The material below should be written out in full and exactly; pictures stay out of the copy.

==== Data in this exercise ====

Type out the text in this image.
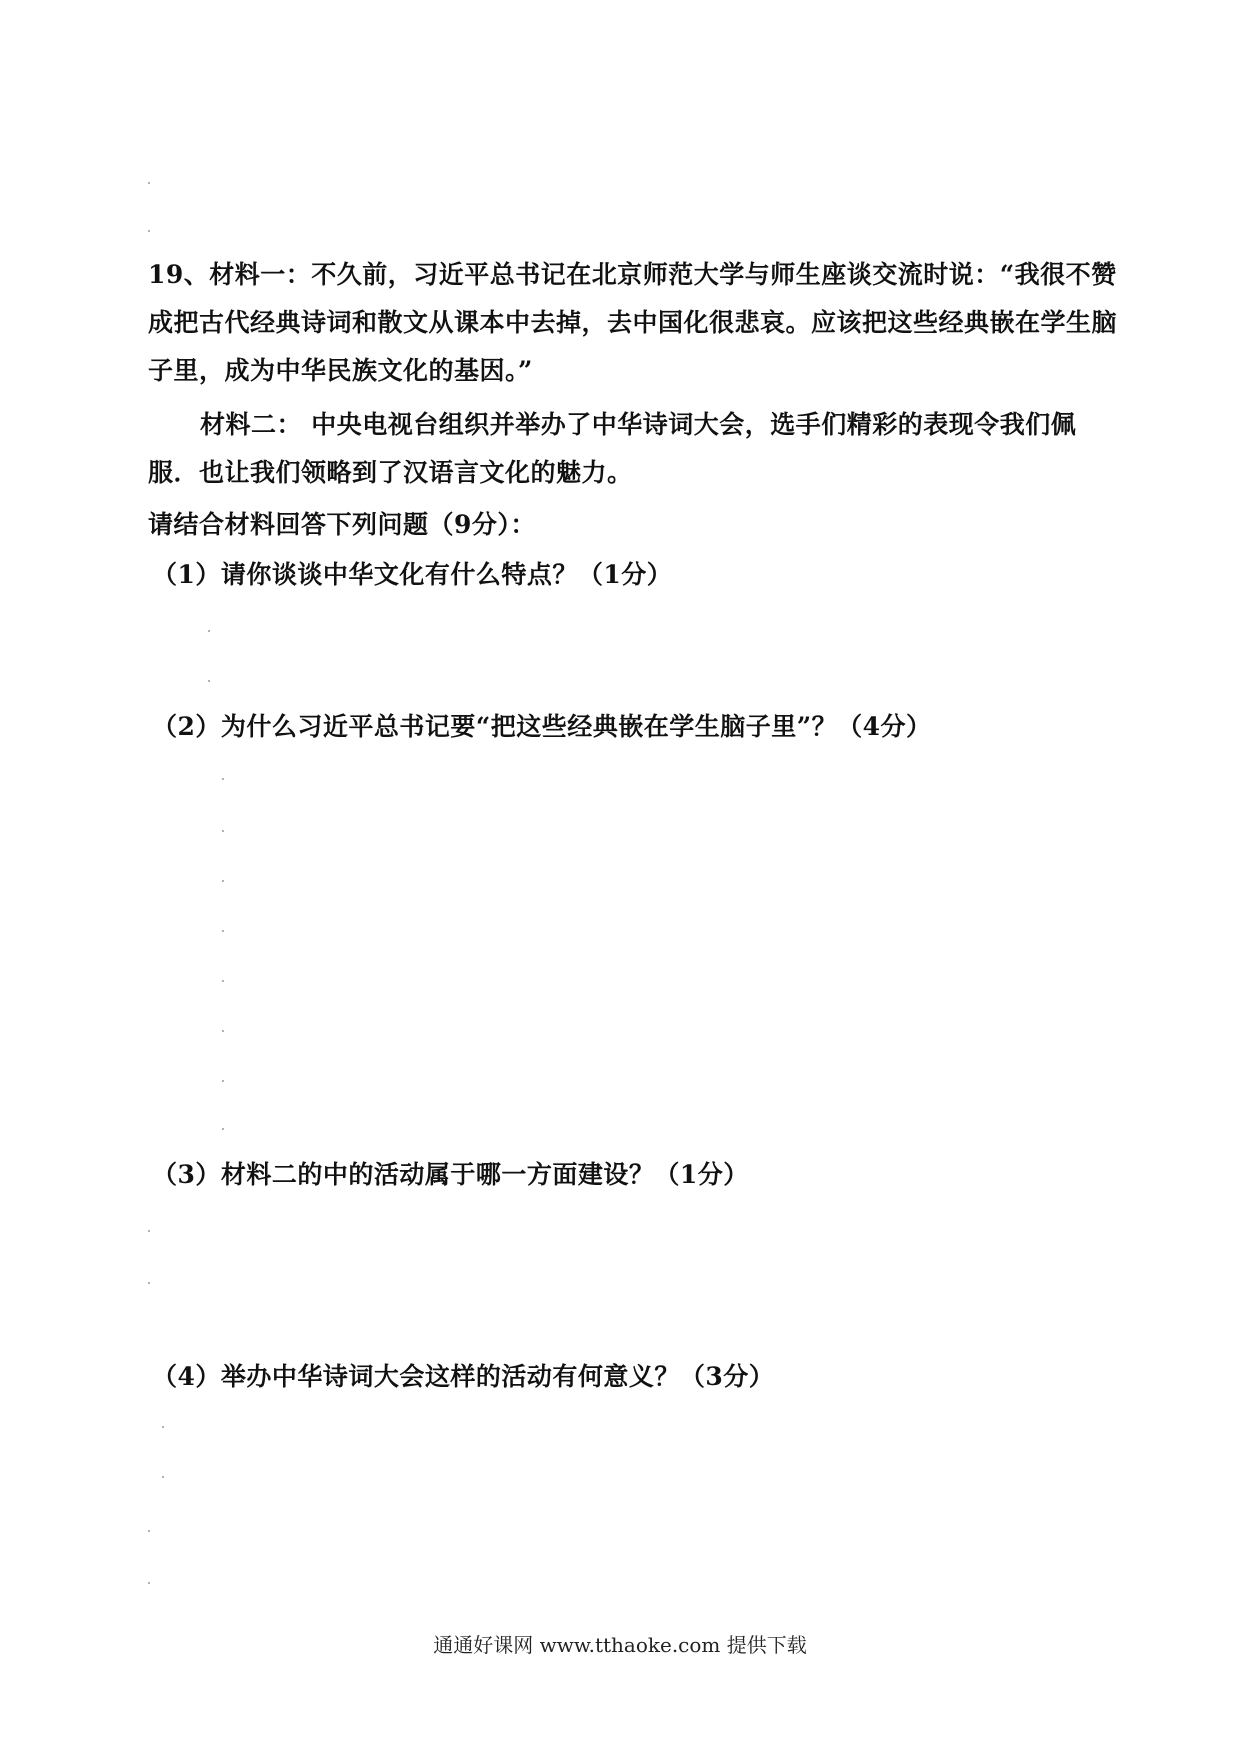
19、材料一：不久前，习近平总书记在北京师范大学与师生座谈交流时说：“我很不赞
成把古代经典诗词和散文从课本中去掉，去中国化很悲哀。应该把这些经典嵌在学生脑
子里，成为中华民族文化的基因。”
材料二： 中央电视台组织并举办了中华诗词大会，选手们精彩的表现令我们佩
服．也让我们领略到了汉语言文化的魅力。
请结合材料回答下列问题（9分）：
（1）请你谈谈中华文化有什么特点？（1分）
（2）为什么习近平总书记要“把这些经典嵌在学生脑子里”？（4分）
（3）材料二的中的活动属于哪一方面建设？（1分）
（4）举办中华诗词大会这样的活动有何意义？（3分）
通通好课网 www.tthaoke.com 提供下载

====

■ Answer ■
Type out the text in this image.
19、材料一：不久前，习近平总书记在北京师范大学与师生座谈交流时说：“我很不赞
成把古代经典诗词和散文从课本中去掉，去中国化很悲哀。应该把这些经典嵌在学生脑
子里，成为中华民族文化的基因。”
材料二： 中央电视台组织并举办了中华诗词大会，选手们精彩的表现令我们佩
服．也让我们领略到了汉语言文化的魅力。
请结合材料回答下列问题（9分）：
（1）请你谈谈中华文化有什么特点？（1分）
（2）为什么习近平总书记要“把这些经典嵌在学生脑子里”？（4分）
（3）材料二的中的活动属于哪一方面建设？（1分）
（4）举办中华诗词大会这样的活动有何意义？（3分）
通通好课网 www.tthaoke.com 提供下载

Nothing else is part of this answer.